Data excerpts
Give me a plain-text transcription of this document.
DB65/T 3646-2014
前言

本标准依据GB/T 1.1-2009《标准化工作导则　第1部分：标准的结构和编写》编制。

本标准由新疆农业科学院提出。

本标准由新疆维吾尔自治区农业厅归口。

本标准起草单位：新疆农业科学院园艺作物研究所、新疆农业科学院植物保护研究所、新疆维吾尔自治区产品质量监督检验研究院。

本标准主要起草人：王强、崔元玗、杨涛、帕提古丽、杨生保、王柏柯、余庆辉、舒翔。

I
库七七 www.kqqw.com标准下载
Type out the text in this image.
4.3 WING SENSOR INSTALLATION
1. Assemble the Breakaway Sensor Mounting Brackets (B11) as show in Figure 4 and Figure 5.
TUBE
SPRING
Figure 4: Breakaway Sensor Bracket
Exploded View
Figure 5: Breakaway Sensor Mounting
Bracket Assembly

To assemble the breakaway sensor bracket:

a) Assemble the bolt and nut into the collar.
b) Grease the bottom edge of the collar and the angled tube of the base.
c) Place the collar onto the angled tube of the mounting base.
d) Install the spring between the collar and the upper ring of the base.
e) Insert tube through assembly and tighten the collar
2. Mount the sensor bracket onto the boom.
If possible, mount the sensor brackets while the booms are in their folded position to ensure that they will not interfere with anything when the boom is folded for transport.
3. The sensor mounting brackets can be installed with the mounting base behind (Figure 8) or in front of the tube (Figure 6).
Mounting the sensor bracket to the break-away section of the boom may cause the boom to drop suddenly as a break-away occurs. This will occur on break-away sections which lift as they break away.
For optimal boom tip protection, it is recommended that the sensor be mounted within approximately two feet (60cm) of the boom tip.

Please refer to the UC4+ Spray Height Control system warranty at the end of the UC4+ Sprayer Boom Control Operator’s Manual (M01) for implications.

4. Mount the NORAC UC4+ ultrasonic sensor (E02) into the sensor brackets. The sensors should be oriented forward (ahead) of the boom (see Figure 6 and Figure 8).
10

The task: Can you reproduce all the material exactly?

Solution for this exercise:
Give me a plain-text transcription of this document.
DB65/T 3646-2014
前言

本标准依据GB/T 1.1-2009《标准化工作导则　第1部分：标准的结构和编写》编制。

本标准由新疆农业科学院提出。

本标准由新疆维吾尔自治区农业厅归口。

本标准起草单位：新疆农业科学院园艺作物研究所、新疆农业科学院植物保护研究所、新疆维吾尔自治区产品质量监督检验研究院。

本标准主要起草人：王强、崔元玗、杨涛、帕提古丽、杨生保、王柏柯、余庆辉、舒翔。

I
库七七 www.kqqw.com标准下载
Type out the text in this image.
4.3 WING SENSOR INSTALLATION
1. Assemble the Breakaway Sensor Mounting Brackets (B11) as show in Figure 4 and Figure 5.
TUBE
SPRING
Figure 4: Breakaway Sensor Bracket
Exploded View
Figure 5: Breakaway Sensor Mounting
Bracket Assembly

To assemble the breakaway sensor bracket:

a) Assemble the bolt and nut into the collar.
b) Grease the bottom edge of the collar and the angled tube of the base.
c) Place the collar onto the angled tube of the mounting base.
d) Install the spring between the collar and the upper ring of the base.
e) Insert tube through assembly and tighten the collar
2. Mount the sensor bracket onto the boom.
If possible, mount the sensor brackets while the booms are in their folded position to ensure that they will not interfere with anything when the boom is folded for transport.
3. The sensor mounting brackets can be installed with the mounting base behind (Figure 8) or in front of the tube (Figure 6).
Mounting the sensor bracket to the break-away section of the boom may cause the boom to drop suddenly as a break-away occurs. This will occur on break-away sections which lift as they break away.
For optimal boom tip protection, it is recommended that the sensor be mounted within approximately two feet (60cm) of the boom tip.

Please refer to the UC4+ Spray Height Control system warranty at the end of the UC4+ Sprayer Boom Control Operator’s Manual (M01) for implications.

4. Mount the NORAC UC4+ ultrasonic sensor (E02) into the sensor brackets. The sensors should be oriented forward (ahead) of the boom (see Figure 6 and Figure 8).
10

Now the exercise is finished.